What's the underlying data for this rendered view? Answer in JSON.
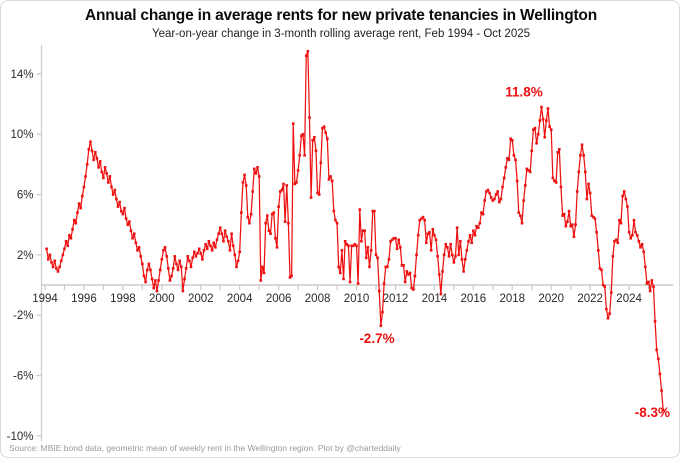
{
  "header": {
    "title": "Annual change in average rents for new private tenancies in Wellington",
    "subtitle": "Year-on-year change in 3-month rolling average rent, Feb 1994 - Oct 2025"
  },
  "source_note": "Source: MBIE bond data, geometric mean of weekly rent in the Wellington region. Plot by @charteddaily",
  "colors": {
    "line": "#ee1111",
    "annotation": "#ee1111",
    "axis_line": "#cccccc",
    "tick_text": "#2b2b2b",
    "muted_text": "#9a9a9a"
  },
  "chart_data": {
    "type": "line",
    "title": "Annual change in average rents for new private tenancies in Wellington",
    "series_name": "Year-on-year % change in 3-month rolling average rent",
    "frequency": "monthly",
    "start": {
      "year": 1994,
      "month": 2
    },
    "end": {
      "year": 2025,
      "month": 10
    },
    "ylim": [
      -10.5,
      16
    ],
    "xlim": [
      1993.6,
      2026.3
    ],
    "grid": false,
    "legend": "none",
    "yticks": [
      14,
      10,
      6,
      2,
      -2,
      -6,
      -10
    ],
    "ytick_labels": [
      "14%",
      "10%",
      "6%",
      "2%",
      "-2%",
      "-6%",
      "-10%"
    ],
    "xtick_years": [
      1994,
      1995,
      1996,
      1997,
      1998,
      1999,
      2000,
      2001,
      2002,
      2003,
      2004,
      2005,
      2006,
      2007,
      2008,
      2009,
      2010,
      2011,
      2012,
      2013,
      2014,
      2015,
      2016,
      2017,
      2018,
      2019,
      2020,
      2021,
      2022,
      2023,
      2024,
      2025
    ],
    "xtick_labeled_years": [
      1994,
      1996,
      1998,
      2000,
      2002,
      2004,
      2006,
      2008,
      2010,
      2012,
      2014,
      2016,
      2018,
      2020,
      2022,
      2024
    ],
    "annotations": [
      {
        "text": "11.8%",
        "x": 2018.6,
        "y": 12.8,
        "anchor": "middle"
      },
      {
        "text": "-2.7%",
        "x": 2011.05,
        "y": -3.55,
        "anchor": "middle"
      },
      {
        "text": "-8.3%",
        "x": 2026.1,
        "y": -8.45,
        "anchor": "end"
      }
    ],
    "values": [
      2.4,
      1.7,
      2.0,
      1.5,
      1.2,
      1.6,
      1.1,
      0.9,
      1.2,
      1.6,
      2.0,
      2.4,
      2.9,
      2.6,
      3.3,
      3.1,
      3.7,
      4.3,
      4.1,
      4.8,
      5.4,
      5.1,
      5.9,
      6.5,
      7.2,
      8.0,
      9.0,
      9.5,
      8.9,
      8.3,
      8.8,
      8.4,
      7.8,
      8.2,
      7.5,
      7.1,
      7.8,
      7.4,
      6.8,
      7.2,
      6.5,
      6.0,
      6.3,
      5.7,
      5.2,
      5.5,
      4.9,
      4.7,
      5.1,
      4.4,
      4.0,
      4.2,
      3.6,
      3.1,
      3.4,
      2.8,
      2.3,
      2.5,
      1.9,
      1.4,
      0.6,
      0.2,
      1.0,
      1.4,
      1.0,
      0.4,
      -0.2,
      0.3,
      -0.4,
      0.3,
      1.0,
      1.7,
      2.3,
      2.5,
      1.9,
      1.1,
      0.3,
      0.6,
      1.1,
      1.9,
      1.4,
      1.0,
      1.6,
      1.2,
      -0.4,
      0.4,
      1.1,
      1.9,
      1.6,
      1.2,
      1.8,
      2.2,
      1.9,
      2.1,
      2.4,
      2.1,
      1.7,
      2.3,
      2.7,
      2.4,
      2.9,
      2.6,
      2.3,
      2.8,
      2.5,
      3.0,
      3.4,
      3.8,
      3.4,
      2.9,
      3.6,
      3.2,
      2.9,
      2.3,
      3.4,
      2.6,
      2.0,
      1.2,
      1.6,
      2.2,
      4.8,
      6.8,
      7.3,
      6.6,
      4.5,
      4.1,
      4.7,
      6.2,
      7.7,
      7.4,
      7.8,
      7.2,
      0.3,
      1.2,
      0.8,
      4.1,
      4.6,
      3.6,
      3.4,
      4.7,
      4.8,
      3.1,
      2.5,
      5.2,
      6.2,
      6.3,
      6.7,
      4.2,
      6.6,
      4.1,
      0.5,
      0.6,
      10.7,
      6.7,
      6.8,
      7.6,
      8.6,
      9.9,
      10.0,
      8.6,
      15.2,
      15.5,
      11.1,
      5.8,
      9.6,
      9.8,
      8.9,
      6.1,
      6.0,
      8.1,
      10.4,
      10.5,
      10.1,
      9.7,
      7.0,
      7.2,
      6.9,
      4.9,
      4.3,
      4.1,
      1.2,
      0.8,
      2.3,
      0.4,
      2.9,
      2.7,
      2.6,
      0.2,
      2.6,
      2.6,
      2.7,
      2.6,
      0.1,
      5.0,
      2.9,
      3.6,
      3.6,
      1.8,
      2.5,
      1.2,
      2.3,
      4.9,
      4.9,
      2.0,
      1.8,
      -0.4,
      -2.7,
      -1.8,
      0.1,
      1.2,
      1.2,
      1.7,
      2.9,
      3.0,
      3.1,
      3.1,
      2.4,
      3.0,
      2.5,
      1.3,
      1.3,
      0.2,
      0.9,
      0.7,
      0.8,
      -0.2,
      -0.3,
      0.6,
      2.0,
      3.3,
      4.3,
      4.4,
      4.5,
      4.3,
      2.8,
      3.4,
      3.5,
      2.3,
      3.7,
      3.3,
      3.0,
      1.9,
      0.7,
      -0.6,
      0.9,
      2.0,
      2.7,
      2.5,
      1.9,
      2.7,
      2.0,
      1.5,
      1.9,
      3.8,
      2.0,
      2.9,
      1.7,
      0.9,
      1.7,
      2.3,
      2.9,
      3.3,
      2.8,
      3.6,
      3.3,
      3.9,
      3.8,
      4.1,
      4.8,
      4.7,
      5.6,
      6.2,
      6.3,
      6.1,
      5.8,
      5.6,
      5.7,
      6.0,
      6.2,
      5.5,
      5.7,
      6.5,
      7.1,
      7.8,
      8.4,
      8.3,
      9.7,
      9.6,
      8.6,
      8.3,
      6.9,
      4.8,
      4.6,
      4.1,
      5.6,
      6.6,
      7.7,
      7.6,
      7.5,
      8.9,
      10.3,
      10.4,
      9.4,
      10.0,
      10.9,
      11.8,
      11.0,
      9.8,
      10.9,
      11.7,
      10.5,
      10.3,
      7.1,
      6.9,
      6.8,
      8.8,
      9.0,
      6.5,
      4.6,
      4.7,
      3.9,
      4.2,
      4.9,
      3.9,
      4.0,
      3.2,
      4.0,
      6.2,
      7.5,
      8.6,
      9.3,
      8.6,
      7.5,
      5.7,
      6.7,
      6.1,
      4.6,
      4.5,
      4.4,
      3.5,
      2.3,
      1.1,
      1.0,
      0.0,
      -0.1,
      -1.6,
      -2.2,
      -1.9,
      -0.5,
      1.9,
      2.9,
      3.0,
      2.8,
      4.3,
      4.1,
      5.9,
      6.2,
      5.7,
      5.2,
      3.5,
      3.1,
      3.3,
      4.3,
      3.5,
      3.3,
      2.9,
      2.5,
      2.7,
      2.2,
      1.2,
      0.1,
      0.2,
      -0.4,
      0.3,
      -0.1,
      -2.4,
      -4.3,
      -4.9,
      -5.9,
      -7.0,
      -8.3
    ]
  }
}
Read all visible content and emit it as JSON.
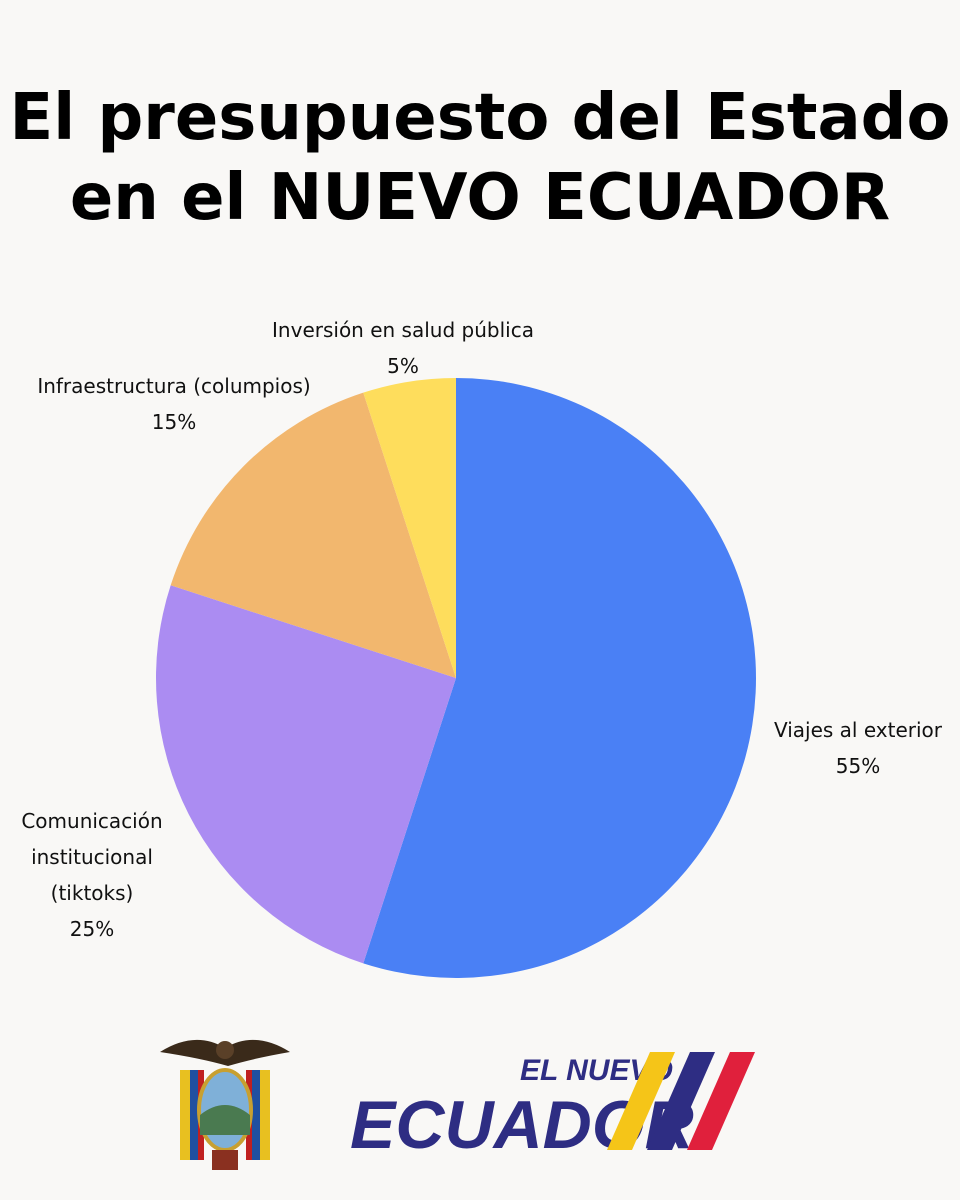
————
WHAT NEEDS TO BE DONE:
Copy out the data above exactly, except the pictures.

RESULT OF THIS TASK:
What's the underlying data for this rendered view? Answer in JSON.
{
  "header": {
    "title": "Annual change in average rents for new private tenancies in Wellington",
    "subtitle": "Year-on-year change in 3-month rolling average rent, Feb 1994 - Oct 2025"
  },
  "source_note": "Source: MBIE bond data, geometric mean of weekly rent in the Wellington region. Plot by @charteddaily",
  "colors": {
    "line": "#ee1111",
    "annotation": "#ee1111",
    "axis_line": "#cccccc",
    "tick_text": "#2b2b2b",
    "muted_text": "#9a9a9a"
  },
  "chart_data": {
    "type": "line",
    "title": "Annual change in average rents for new private tenancies in Wellington",
    "series_name": "Year-on-year % change in 3-month rolling average rent",
    "frequency": "monthly",
    "start": {
      "year": 1994,
      "month": 2
    },
    "end": {
      "year": 2025,
      "month": 10
    },
    "ylim": [
      -10.5,
      16
    ],
    "xlim": [
      1993.6,
      2026.3
    ],
    "grid": false,
    "legend": "none",
    "yticks": [
      14,
      10,
      6,
      2,
      -2,
      -6,
      -10
    ],
    "ytick_labels": [
      "14%",
      "10%",
      "6%",
      "2%",
      "-2%",
      "-6%",
      "-10%"
    ],
    "xtick_years": [
      1994,
      1995,
      1996,
      1997,
      1998,
      1999,
      2000,
      2001,
      2002,
      2003,
      2004,
      2005,
      2006,
      2007,
      2008,
      2009,
      2010,
      2011,
      2012,
      2013,
      2014,
      2015,
      2016,
      2017,
      2018,
      2019,
      2020,
      2021,
      2022,
      2023,
      2024,
      2025
    ],
    "xtick_labeled_years": [
      1994,
      1996,
      1998,
      2000,
      2002,
      2004,
      2006,
      2008,
      2010,
      2012,
      2014,
      2016,
      2018,
      2020,
      2022,
      2024
    ],
    "annotations": [
      {
        "text": "11.8%",
        "x": 2018.6,
        "y": 12.8,
        "anchor": "middle"
      },
      {
        "text": "-2.7%",
        "x": 2011.05,
        "y": -3.55,
        "anchor": "middle"
      },
      {
        "text": "-8.3%",
        "x": 2026.1,
        "y": -8.45,
        "anchor": "end"
      }
    ],
    "values": [
      2.4,
      1.7,
      2.0,
      1.5,
      1.2,
      1.6,
      1.1,
      0.9,
      1.2,
      1.6,
      2.0,
      2.4,
      2.9,
      2.6,
      3.3,
      3.1,
      3.7,
      4.3,
      4.1,
      4.8,
      5.4,
      5.1,
      5.9,
      6.5,
      7.2,
      8.0,
      9.0,
      9.5,
      8.9,
      8.3,
      8.8,
      8.4,
      7.8,
      8.2,
      7.5,
      7.1,
      7.8,
      7.4,
      6.8,
      7.2,
      6.5,
      6.0,
      6.3,
      5.7,
      5.2,
      5.5,
      4.9,
      4.7,
      5.1,
      4.4,
      4.0,
      4.2,
      3.6,
      3.1,
      3.4,
      2.8,
      2.3,
      2.5,
      1.9,
      1.4,
      0.6,
      0.2,
      1.0,
      1.4,
      1.0,
      0.4,
      -0.2,
      0.3,
      -0.4,
      0.3,
      1.0,
      1.7,
      2.3,
      2.5,
      1.9,
      1.1,
      0.3,
      0.6,
      1.1,
      1.9,
      1.4,
      1.0,
      1.6,
      1.2,
      -0.4,
      0.4,
      1.1,
      1.9,
      1.6,
      1.2,
      1.8,
      2.2,
      1.9,
      2.1,
      2.4,
      2.1,
      1.7,
      2.3,
      2.7,
      2.4,
      2.9,
      2.6,
      2.3,
      2.8,
      2.5,
      3.0,
      3.4,
      3.8,
      3.4,
      2.9,
      3.6,
      3.2,
      2.9,
      2.3,
      3.4,
      2.6,
      2.0,
      1.2,
      1.6,
      2.2,
      4.8,
      6.8,
      7.3,
      6.6,
      4.5,
      4.1,
      4.7,
      6.2,
      7.7,
      7.4,
      7.8,
      7.2,
      0.3,
      1.2,
      0.8,
      4.1,
      4.6,
      3.6,
      3.4,
      4.7,
      4.8,
      3.1,
      2.5,
      5.2,
      6.2,
      6.3,
      6.7,
      4.2,
      6.6,
      4.1,
      0.5,
      0.6,
      10.7,
      6.7,
      6.8,
      7.6,
      8.6,
      9.9,
      10.0,
      8.6,
      15.2,
      15.5,
      11.1,
      5.8,
      9.6,
      9.8,
      8.9,
      6.1,
      6.0,
      8.1,
      10.4,
      10.5,
      10.1,
      9.7,
      7.0,
      7.2,
      6.9,
      4.9,
      4.3,
      4.1,
      1.2,
      0.8,
      2.3,
      0.4,
      2.9,
      2.7,
      2.6,
      0.2,
      2.6,
      2.6,
      2.7,
      2.6,
      0.1,
      5.0,
      2.9,
      3.6,
      3.6,
      1.8,
      2.5,
      1.2,
      2.3,
      4.9,
      4.9,
      2.0,
      1.8,
      -0.4,
      -2.7,
      -1.8,
      0.1,
      1.2,
      1.2,
      1.7,
      2.9,
      3.0,
      3.1,
      3.1,
      2.4,
      3.0,
      2.5,
      1.3,
      1.3,
      0.2,
      0.9,
      0.7,
      0.8,
      -0.2,
      -0.3,
      0.6,
      2.0,
      3.3,
      4.3,
      4.4,
      4.5,
      4.3,
      2.8,
      3.4,
      3.5,
      2.3,
      3.7,
      3.3,
      3.0,
      1.9,
      0.7,
      -0.6,
      0.9,
      2.0,
      2.7,
      2.5,
      1.9,
      2.7,
      2.0,
      1.5,
      1.9,
      3.8,
      2.0,
      2.9,
      1.7,
      0.9,
      1.7,
      2.3,
      2.9,
      3.3,
      2.8,
      3.6,
      3.3,
      3.9,
      3.8,
      4.1,
      4.8,
      4.7,
      5.6,
      6.2,
      6.3,
      6.1,
      5.8,
      5.6,
      5.7,
      6.0,
      6.2,
      5.5,
      5.7,
      6.5,
      7.1,
      7.8,
      8.4,
      8.3,
      9.7,
      9.6,
      8.6,
      8.3,
      6.9,
      4.8,
      4.6,
      4.1,
      5.6,
      6.6,
      7.7,
      7.6,
      7.5,
      8.9,
      10.3,
      10.4,
      9.4,
      10.0,
      10.9,
      11.8,
      11.0,
      9.8,
      10.9,
      11.7,
      10.5,
      10.3,
      7.1,
      6.9,
      6.8,
      8.8,
      9.0,
      6.5,
      4.6,
      4.7,
      3.9,
      4.2,
      4.9,
      3.9,
      4.0,
      3.2,
      4.0,
      6.2,
      7.5,
      8.6,
      9.3,
      8.6,
      7.5,
      5.7,
      6.7,
      6.1,
      4.6,
      4.5,
      4.4,
      3.5,
      2.3,
      1.1,
      1.0,
      0.0,
      -0.1,
      -1.6,
      -2.2,
      -1.9,
      -0.5,
      1.9,
      2.9,
      3.0,
      2.8,
      4.3,
      4.1,
      5.9,
      6.2,
      5.7,
      5.2,
      3.5,
      3.1,
      3.3,
      4.3,
      3.5,
      3.3,
      2.9,
      2.5,
      2.7,
      2.2,
      1.2,
      0.1,
      0.2,
      -0.4,
      0.3,
      -0.1,
      -2.4,
      -4.3,
      -4.9,
      -5.9,
      -7.0,
      -8.3
    ]
  }
}
Read all visible content and emit it as JSON.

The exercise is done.